- [WHAT THIS TASK INVOLVES]: In your copy, include every line of the listing below exactly but none of the pictures.

── EXCERPTED DATA

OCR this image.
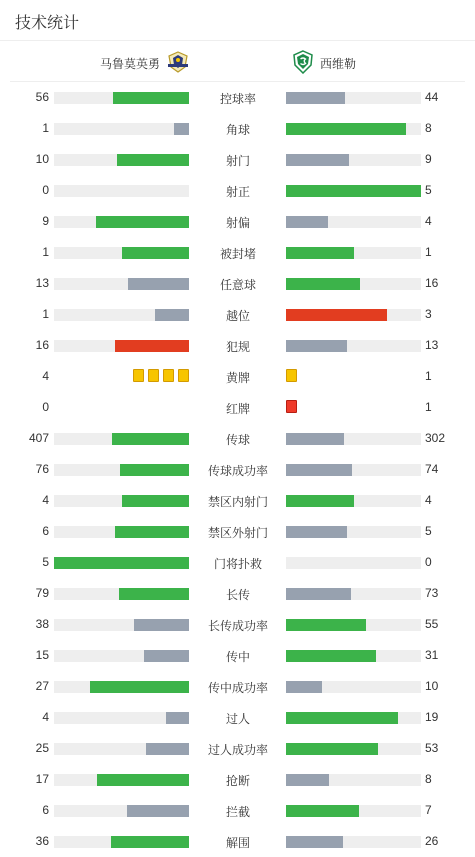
技术统计
马鲁莫英勇	西维勒
56	控球率	44
1	角球	8
10	射门	9
0	射正	5
9	射偏	4
1	被封堵	1
13	任意球	16
1	越位	3
16	犯规	13
4	黄牌	1
0	红牌	1
407	传球	302
76	传球成功率	74
4	禁区内射门	4
6	禁区外射门	5
5	门将扑救	0
79	长传	73
38	长传成功率	55
15	传中	31
27	传中成功率	10
4	过人	19
25	过人成功率	53
17	抢断	8
6	拦截	7
36	解围	26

────

- [TASK SOLUTION]:
OCR this image.
技术统计
马鲁莫英勇	西维勒
56	控球率	44
1	角球	8
10	射门	9
0	射正	5
9	射偏	4
1	被封堵	1
13	任意球	16
1	越位	3
16	犯规	13
4	黄牌	1
0	红牌	1
407	传球	302
76	传球成功率	74
4	禁区内射门	4
6	禁区外射门	5
5	门将扑救	0
79	长传	73
38	长传成功率	55
15	传中	31
27	传中成功率	10
4	过人	19
25	过人成功率	53
17	抢断	8
6	拦截	7
36	解围	26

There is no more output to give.